Problem to work on:
Word for word, quote all of the material, omitting the pictures.

******

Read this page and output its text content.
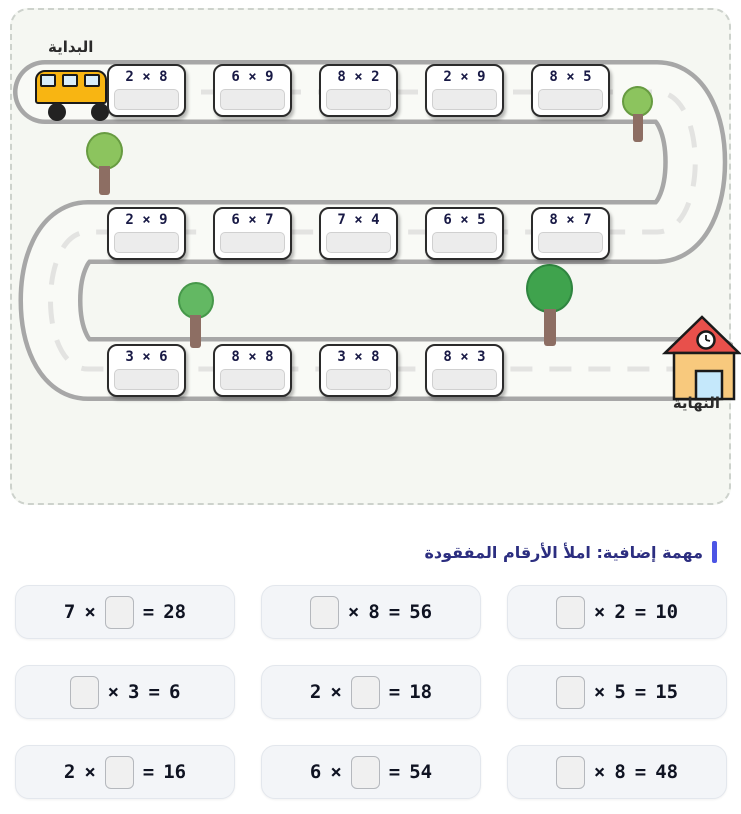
البداية
2 × 8	6 × 9	8 × 2	2 × 9	8 × 5
2 × 9	6 × 7	7 × 4	6 × 5	8 × 7
3 × 6	8 × 8	3 × 8	8 × 3
النهاية
مهمة إضافية: املأ الأرقام المفقودة
7 × = 28	× 8 = 56	× 2 = 10
× 3 = 6	2 × = 18	× 5 = 15
2 × = 16	6 × = 54	× 8 = 48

******

Reply to the exercise:
Read this page and output its text content.
البداية
2 × 8	6 × 9	8 × 2	2 × 9	8 × 5
2 × 9	6 × 7	7 × 4	6 × 5	8 × 7
3 × 6	8 × 8	3 × 8	8 × 3
النهاية
مهمة إضافية: املأ الأرقام المفقودة
7 × = 28	× 8 = 56	× 2 = 10
× 3 = 6	2 × = 18	× 5 = 15
2 × = 16	6 × = 54	× 8 = 48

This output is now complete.